- _The task_:
Select and copy out every line in the records containing "经济政策不确定性指数".

>> Start

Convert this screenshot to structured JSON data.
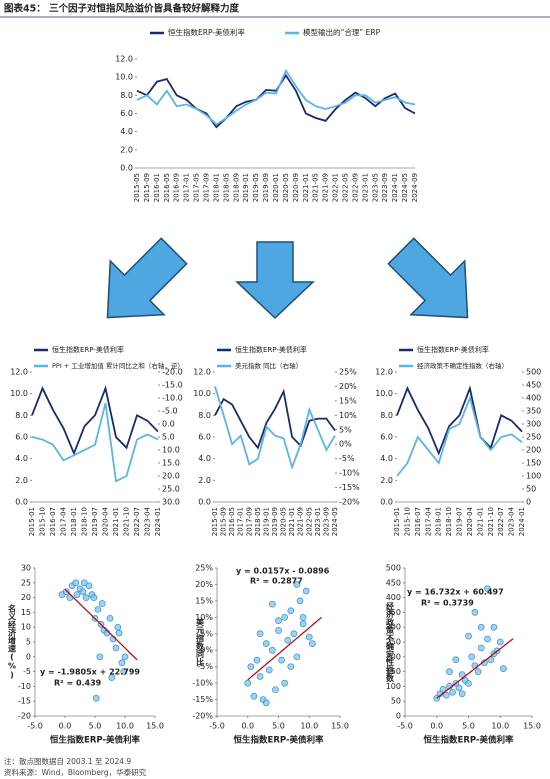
{
  "header": {
    "title": "图表45： 三个因子对恒指风险溢价皆具备较好解释力度"
  },
  "footer": {
    "note": "注：散点图数据自 2003.1 至 2024.9",
    "source": "资料来源：Wind，Bloomberg，华泰研究"
  },
  "chart_data": [
    {
      "type": "line",
      "legend": "top",
      "categories": [
        "2015-05",
        "2015-09",
        "2016-01",
        "2016-05",
        "2016-09",
        "2017-01",
        "2017-05",
        "2017-09",
        "2018-01",
        "2018-05",
        "2018-09",
        "2019-01",
        "2019-05",
        "2019-09",
        "2020-01",
        "2020-05",
        "2020-09",
        "2021-01",
        "2021-05",
        "2021-09",
        "2022-01",
        "2022-05",
        "2022-09",
        "2023-01",
        "2023-05",
        "2023-09",
        "2024-01",
        "2024-05",
        "2024-09"
      ],
      "ylim": [
        0,
        12
      ],
      "yticks": [
        {
          "value": 0,
          "label": "0.0"
        },
        {
          "value": 2,
          "label": "2.0"
        },
        {
          "value": 4,
          "label": "4.0"
        },
        {
          "value": 6,
          "label": "6.0"
        },
        {
          "value": 8,
          "label": "8.0"
        },
        {
          "value": 10,
          "label": "10.0"
        },
        {
          "value": 12,
          "label": "12.0"
        }
      ],
      "series": [
        {
          "name": "恒生指数ERP-美债利率",
          "color": "#1a2a6c",
          "values": [
            8.5,
            8.0,
            9.5,
            9.8,
            8.0,
            7.5,
            6.5,
            6.0,
            4.5,
            5.5,
            6.8,
            7.3,
            7.5,
            8.6,
            8.5,
            10.2,
            8.5,
            6.0,
            5.5,
            5.2,
            6.5,
            7.5,
            8.3,
            7.7,
            6.8,
            7.7,
            8.2,
            6.6,
            6.0
          ]
        },
        {
          "name": "模型输出的“合理” ERP",
          "color": "#5ab4e8",
          "values": [
            7.5,
            8.0,
            7.0,
            8.5,
            6.8,
            7.0,
            6.5,
            5.8,
            4.8,
            5.5,
            6.3,
            7.0,
            7.5,
            8.3,
            8.2,
            10.7,
            9.0,
            7.5,
            6.8,
            6.5,
            6.8,
            7.2,
            8.0,
            8.0,
            7.2,
            7.5,
            7.8,
            7.2,
            7.0
          ]
        }
      ]
    },
    {
      "type": "line",
      "legend": "top",
      "categories": [
        "2015-01",
        "2015-10",
        "2016-07",
        "2017-04",
        "2018-01",
        "2018-10",
        "2019-07",
        "2020-04",
        "2021-01",
        "2021-10",
        "2022-07",
        "2023-04",
        "2024-01"
      ],
      "ylim": [
        0,
        12
      ],
      "yticks": [
        {
          "value": 0,
          "label": "0.0"
        },
        {
          "value": 2,
          "label": "2.0"
        },
        {
          "value": 4,
          "label": "4.0"
        },
        {
          "value": 6,
          "label": "6.0"
        },
        {
          "value": 8,
          "label": "8.0"
        },
        {
          "value": 10,
          "label": "10.0"
        },
        {
          "value": 12,
          "label": "12.0"
        }
      ],
      "y2lim": [
        -20,
        30
      ],
      "y2_inverted": true,
      "y2ticks": [
        {
          "value": -20,
          "label": "-20.0"
        },
        {
          "value": -15,
          "label": "-15.0"
        },
        {
          "value": -10,
          "label": "-10.0"
        },
        {
          "value": -5,
          "label": "-5.0"
        },
        {
          "value": 0,
          "label": "0.0"
        },
        {
          "value": 5,
          "label": "5.0"
        },
        {
          "value": 10,
          "label": "10.0"
        },
        {
          "value": 15,
          "label": "15.0"
        },
        {
          "value": 20,
          "label": "20.0"
        },
        {
          "value": 25,
          "label": "25.0"
        },
        {
          "value": 30,
          "label": "30.0"
        }
      ],
      "series": [
        {
          "name": "恒生指数ERP-美债利率",
          "color": "#1a2a6c",
          "values": [
            8.0,
            10.5,
            8.5,
            6.8,
            4.5,
            7.0,
            8.0,
            10.5,
            6.0,
            5.0,
            8.0,
            7.5,
            6.5
          ]
        },
        {
          "name": "PPI + 工业增加值 累计同比之和（右轴，逆）",
          "color": "#5ab4e8",
          "axis": "y2",
          "values": [
            5,
            6,
            8,
            14,
            12,
            10,
            8,
            -8,
            22,
            20,
            6,
            4,
            6
          ]
        }
      ]
    },
    {
      "type": "line",
      "legend": "top",
      "categories": [
        "2015-01",
        "2015-09",
        "2016-05",
        "2017-01",
        "2017-09",
        "2018-05",
        "2019-01",
        "2019-09",
        "2020-05",
        "2021-01",
        "2021-09",
        "2022-05",
        "2023-01",
        "2023-09",
        "2024-05"
      ],
      "ylim": [
        0,
        12
      ],
      "yticks": [
        {
          "value": 0,
          "label": "0.0"
        },
        {
          "value": 2,
          "label": "2.0"
        },
        {
          "value": 4,
          "label": "4.0"
        },
        {
          "value": 6,
          "label": "6.0"
        },
        {
          "value": 8,
          "label": "8.0"
        },
        {
          "value": 10,
          "label": "10.0"
        },
        {
          "value": 12,
          "label": "12.0"
        }
      ],
      "y2lim": [
        -20,
        25
      ],
      "y2ticks": [
        {
          "value": -20,
          "label": "-20%"
        },
        {
          "value": -15,
          "label": "-15%"
        },
        {
          "value": -10,
          "label": "-10%"
        },
        {
          "value": -5,
          "label": "-5%"
        },
        {
          "value": 0,
          "label": "0%"
        },
        {
          "value": 5,
          "label": "5%"
        },
        {
          "value": 10,
          "label": "10%"
        },
        {
          "value": 15,
          "label": "15%"
        },
        {
          "value": 20,
          "label": "20%"
        },
        {
          "value": 25,
          "label": "25%"
        }
      ],
      "series": [
        {
          "name": "恒生指数ERP-美债利率",
          "color": "#1a2a6c",
          "values": [
            8.0,
            9.5,
            9.0,
            7.5,
            6.0,
            5.0,
            7.3,
            8.6,
            10.2,
            6.0,
            5.2,
            7.5,
            7.7,
            7.7,
            6.6
          ]
        },
        {
          "name": "美元指数 同比（右轴）",
          "color": "#5ab4e8",
          "axis": "y2",
          "values": [
            20,
            10,
            0,
            3,
            -7,
            -5,
            6,
            3,
            2,
            -8,
            0,
            12,
            5,
            -2,
            3
          ]
        }
      ]
    },
    {
      "type": "line",
      "legend": "top",
      "categories": [
        "2015-01",
        "2015-10",
        "2016-07",
        "2017-04",
        "2018-01",
        "2018-10",
        "2019-07",
        "2020-04",
        "2021-01",
        "2021-10",
        "2022-07",
        "2023-04",
        "2024-01"
      ],
      "ylim": [
        0,
        12
      ],
      "yticks": [
        {
          "value": 0,
          "label": "0.0"
        },
        {
          "value": 2,
          "label": "2.0"
        },
        {
          "value": 4,
          "label": "4.0"
        },
        {
          "value": 6,
          "label": "6.0"
        },
        {
          "value": 8,
          "label": "8.0"
        },
        {
          "value": 10,
          "label": "10.0"
        },
        {
          "value": 12,
          "label": "12.0"
        }
      ],
      "y2lim": [
        0,
        500
      ],
      "y2ticks": [
        0,
        50,
        100,
        150,
        200,
        250,
        300,
        350,
        400,
        450,
        500
      ],
      "series": [
        {
          "name": "恒生指数ERP-美债利率",
          "color": "#1a2a6c",
          "values": [
            8.0,
            10.5,
            8.5,
            6.8,
            4.5,
            7.0,
            8.0,
            10.5,
            6.0,
            5.0,
            8.0,
            7.5,
            6.5
          ]
        },
        {
          "name": "经济政策不确定性指数（右轴）",
          "color": "#5ab4e8",
          "axis": "y2",
          "values": [
            100,
            150,
            250,
            200,
            150,
            280,
            300,
            400,
            250,
            200,
            250,
            260,
            230
          ]
        }
      ]
    },
    {
      "type": "scatter",
      "xlabel": "恒生指数ERP-美债利率",
      "ylabel": "名义经济增速(%)",
      "annotations": [
        "y = -1.9805x + 22.799",
        "R² = 0.439"
      ],
      "color": "#7cc3ee",
      "trend_color": "#c00000",
      "xlim": [
        -5,
        15
      ],
      "xticks": [
        {
          "value": -5,
          "label": "-5.0"
        },
        {
          "value": 0,
          "label": "0.0"
        },
        {
          "value": 5,
          "label": "5.0"
        },
        {
          "value": 10,
          "label": "10.0"
        },
        {
          "value": 15,
          "label": "15.0"
        }
      ],
      "ylim": [
        -20,
        30
      ],
      "yticks": [
        -20,
        -15,
        -10,
        -5,
        0,
        5,
        10,
        15,
        20,
        25,
        30
      ],
      "x": [
        -0.5,
        0.2,
        0.8,
        1.2,
        1.8,
        2.5,
        3.0,
        3.5,
        4.0,
        4.5,
        5.0,
        5.5,
        6.0,
        6.5,
        7.0,
        7.5,
        8.0,
        8.5,
        9.0,
        9.5,
        10.0,
        3.2,
        6.2,
        7.8,
        8.8,
        9.8,
        5.8,
        2.0,
        4.8,
        5.2
      ],
      "y": [
        21,
        22,
        20,
        24,
        25,
        23,
        22,
        20,
        24,
        21,
        13,
        16,
        11,
        9,
        8,
        13,
        6,
        3,
        8,
        -2,
        0,
        25,
        18,
        -7,
        10,
        -5,
        0,
        21,
        20,
        -14
      ],
      "trendline": {
        "x": [
          0,
          12
        ],
        "y": [
          22.8,
          -1.0
        ]
      }
    },
    {
      "type": "scatter",
      "xlabel": "恒生指数ERP-美债利率",
      "ylabel": "美元指数同比",
      "annotations": [
        "y = 0.0157x - 0.0896",
        "R² = 0.2877"
      ],
      "color": "#7cc3ee",
      "trend_color": "#c00000",
      "xlim": [
        -5,
        15
      ],
      "xticks": [
        {
          "value": -5,
          "label": "-5.0"
        },
        {
          "value": 0,
          "label": "0.0"
        },
        {
          "value": 5,
          "label": "5.0"
        },
        {
          "value": 10,
          "label": "10.0"
        },
        {
          "value": 15,
          "label": "15.0"
        }
      ],
      "ylim": [
        -20,
        25
      ],
      "yticks": [
        {
          "value": -20,
          "label": "-20%"
        },
        {
          "value": -15,
          "label": "-15%"
        },
        {
          "value": -10,
          "label": "-10%"
        },
        {
          "value": -5,
          "label": "-5%"
        },
        {
          "value": 0,
          "label": "0%"
        },
        {
          "value": 5,
          "label": "5%"
        },
        {
          "value": 10,
          "label": "10%"
        },
        {
          "value": 15,
          "label": "15%"
        },
        {
          "value": 20,
          "label": "20%"
        },
        {
          "value": 25,
          "label": "25%"
        }
      ],
      "x": [
        0,
        0.5,
        1,
        1.5,
        2,
        2.5,
        3,
        3.5,
        4,
        4.5,
        5,
        5.5,
        6,
        6.5,
        7,
        7.5,
        8,
        8.5,
        9,
        9.5,
        10,
        10.5,
        3,
        6,
        8,
        2,
        7,
        9,
        5,
        4
      ],
      "y": [
        -10,
        -5,
        -14,
        -3,
        -8,
        -15,
        2,
        -6,
        0,
        -12,
        6,
        -3,
        10,
        3,
        12,
        5,
        -2,
        15,
        8,
        18,
        4,
        2,
        -16,
        -10,
        20,
        5,
        -5,
        10,
        9,
        14
      ],
      "trendline": {
        "x": [
          0,
          12
        ],
        "y": [
          -9,
          10
        ]
      }
    },
    {
      "type": "scatter",
      "xlabel": "恒生指数ERP-美债利率",
      "ylabel": "经济政策不确定性指数",
      "annotations": [
        "y = 16.732x + 60.497",
        "R² = 0.3739"
      ],
      "color": "#7cc3ee",
      "trend_color": "#c00000",
      "xlim": [
        -5,
        15
      ],
      "xticks": [
        {
          "value": -5,
          "label": "-5.0"
        },
        {
          "value": 0,
          "label": "0.0"
        },
        {
          "value": 5,
          "label": "5.0"
        },
        {
          "value": 10,
          "label": "10.0"
        },
        {
          "value": 15,
          "label": "15.0"
        }
      ],
      "ylim": [
        0,
        500
      ],
      "yticks": [
        0,
        50,
        100,
        150,
        200,
        250,
        300,
        350,
        400,
        450,
        500
      ],
      "x": [
        0,
        0.5,
        1,
        1.5,
        2,
        2.5,
        3,
        3.5,
        4,
        4.5,
        5,
        5.5,
        6,
        6.5,
        7,
        7.5,
        8,
        8.5,
        9,
        9.5,
        10,
        10.5,
        2,
        4,
        6,
        7,
        8,
        9,
        3,
        5
      ],
      "y": [
        60,
        75,
        90,
        70,
        100,
        80,
        110,
        95,
        140,
        120,
        110,
        200,
        170,
        150,
        230,
        180,
        260,
        190,
        300,
        220,
        250,
        160,
        150,
        75,
        350,
        300,
        430,
        210,
        190,
        270
      ],
      "trendline": {
        "x": [
          0,
          12
        ],
        "y": [
          60,
          261
        ]
      }
    }
  ]
}
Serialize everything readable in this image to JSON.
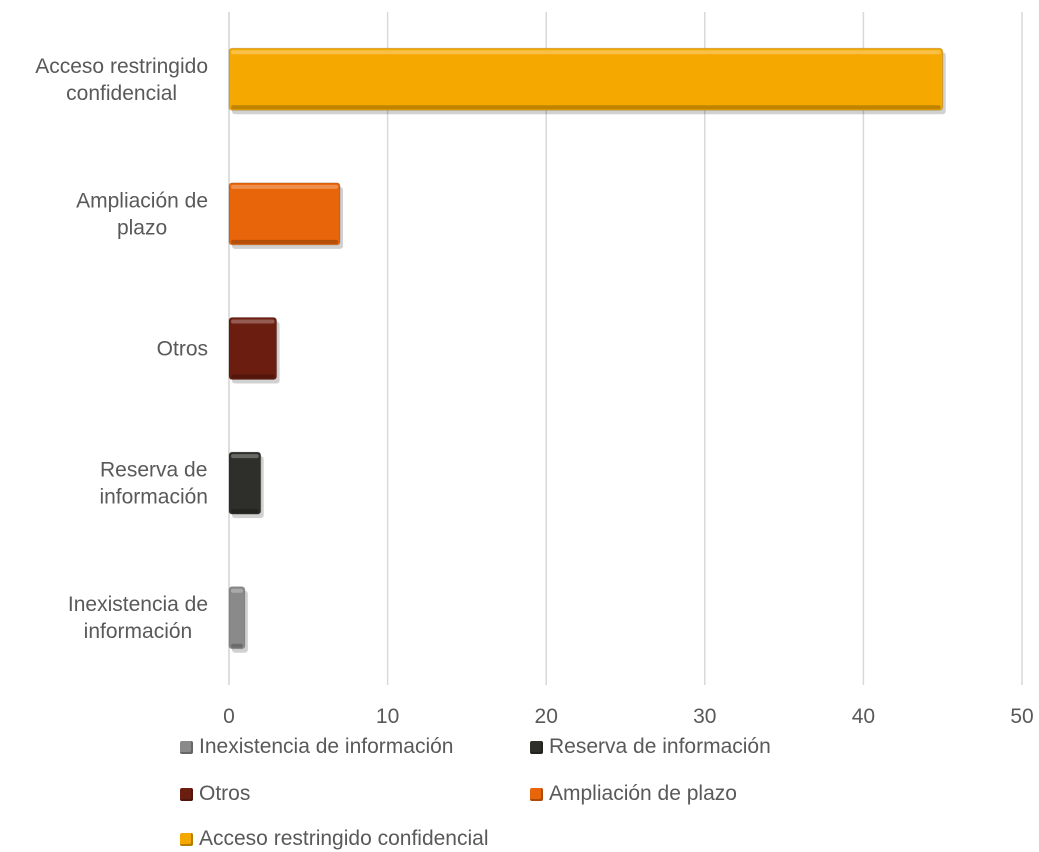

>> End

- _Result of this exercise_:
          "name": "经济政策不确定性指数（右轴）",
      "ylabel": "经济政策不确定性指数",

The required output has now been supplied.